Please retype the records below exactly, leaving out any pictures.

MATERIALS PROVIDED:
*****

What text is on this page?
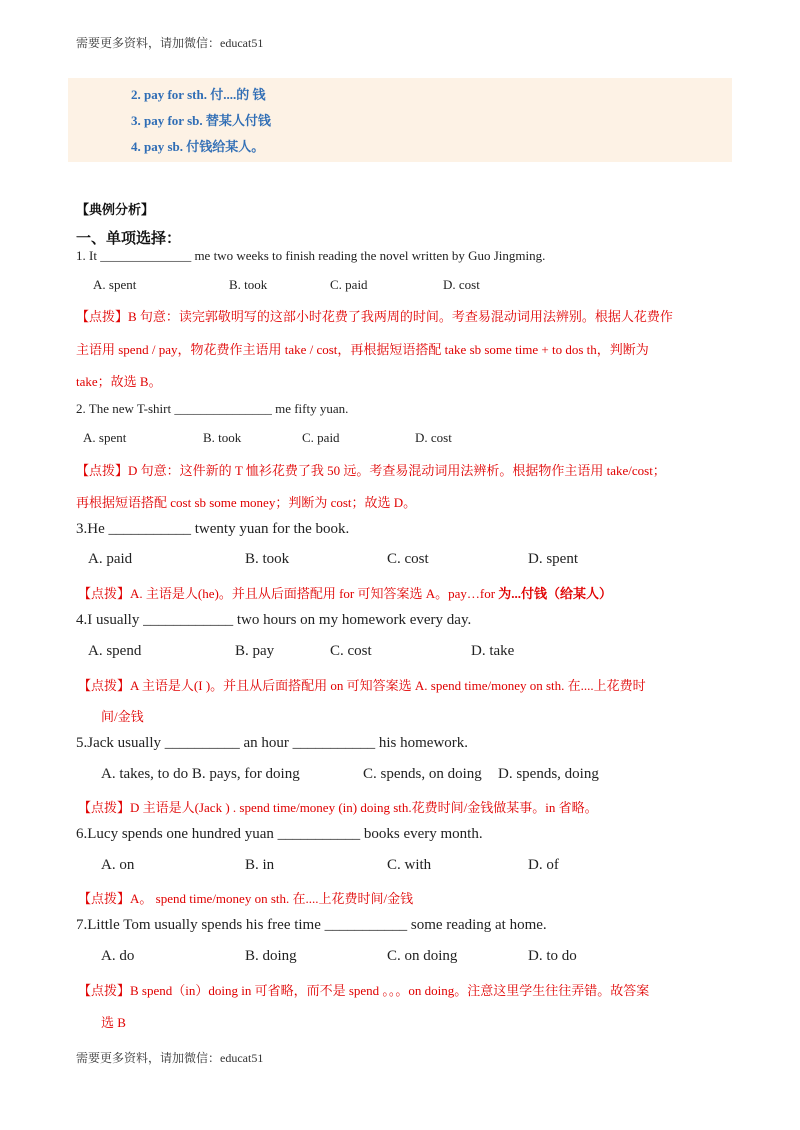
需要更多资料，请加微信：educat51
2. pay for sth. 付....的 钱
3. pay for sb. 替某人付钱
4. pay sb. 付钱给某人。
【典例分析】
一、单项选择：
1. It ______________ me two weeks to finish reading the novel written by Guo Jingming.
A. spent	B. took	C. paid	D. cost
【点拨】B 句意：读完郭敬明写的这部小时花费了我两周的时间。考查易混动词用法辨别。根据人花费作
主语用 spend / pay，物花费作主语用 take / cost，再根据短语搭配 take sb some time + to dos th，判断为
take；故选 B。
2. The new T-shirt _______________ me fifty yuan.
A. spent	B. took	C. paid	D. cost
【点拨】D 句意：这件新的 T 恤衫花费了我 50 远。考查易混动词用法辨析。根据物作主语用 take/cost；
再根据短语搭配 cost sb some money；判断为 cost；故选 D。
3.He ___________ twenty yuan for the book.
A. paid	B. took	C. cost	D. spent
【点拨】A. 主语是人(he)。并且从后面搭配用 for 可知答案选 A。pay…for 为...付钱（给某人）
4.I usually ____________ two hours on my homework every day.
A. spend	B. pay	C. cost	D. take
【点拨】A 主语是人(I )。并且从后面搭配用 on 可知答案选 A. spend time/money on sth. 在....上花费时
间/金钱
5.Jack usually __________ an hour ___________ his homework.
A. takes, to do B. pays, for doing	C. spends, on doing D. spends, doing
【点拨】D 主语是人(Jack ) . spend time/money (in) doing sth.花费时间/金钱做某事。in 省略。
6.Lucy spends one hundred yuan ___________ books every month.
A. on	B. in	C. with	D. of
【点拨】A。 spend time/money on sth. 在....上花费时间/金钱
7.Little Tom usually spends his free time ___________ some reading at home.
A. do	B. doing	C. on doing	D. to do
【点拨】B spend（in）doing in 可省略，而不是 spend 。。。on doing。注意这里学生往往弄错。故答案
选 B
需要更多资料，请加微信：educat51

*****

OUTPUT OF THE EXERCISE:
What text is on this page?
需要更多资料，请加微信：educat51
2. pay for sth. 付....的 钱
3. pay for sb. 替某人付钱
4. pay sb. 付钱给某人。
【典例分析】
一、单项选择：
1. It ______________ me two weeks to finish reading the novel written by Guo Jingming.
A. spent	B. took	C. paid	D. cost
【点拨】B 句意：读完郭敬明写的这部小时花费了我两周的时间。考查易混动词用法辨别。根据人花费作
主语用 spend / pay，物花费作主语用 take / cost，再根据短语搭配 take sb some time + to dos th，判断为
take；故选 B。
2. The new T-shirt _______________ me fifty yuan.
A. spent	B. took	C. paid	D. cost
【点拨】D 句意：这件新的 T 恤衫花费了我 50 远。考查易混动词用法辨析。根据物作主语用 take/cost；
再根据短语搭配 cost sb some money；判断为 cost；故选 D。
3.He ___________ twenty yuan for the book.
A. paid	B. took	C. cost	D. spent
【点拨】A. 主语是人(he)。并且从后面搭配用 for 可知答案选 A。pay…for 为...付钱（给某人）
4.I usually ____________ two hours on my homework every day.
A. spend	B. pay	C. cost	D. take
【点拨】A 主语是人(I )。并且从后面搭配用 on 可知答案选 A. spend time/money on sth. 在....上花费时
间/金钱
5.Jack usually __________ an hour ___________ his homework.
A. takes, to do B. pays, for doing	C. spends, on doing D. spends, doing
【点拨】D 主语是人(Jack ) . spend time/money (in) doing sth.花费时间/金钱做某事。in 省略。
6.Lucy spends one hundred yuan ___________ books every month.
A. on	B. in	C. with	D. of
【点拨】A。 spend time/money on sth. 在....上花费时间/金钱
7.Little Tom usually spends his free time ___________ some reading at home.
A. do	B. doing	C. on doing	D. to do
【点拨】B spend（in）doing in 可省略，而不是 spend 。。。on doing。注意这里学生往往弄错。故答案
选 B
需要更多资料，请加微信：educat51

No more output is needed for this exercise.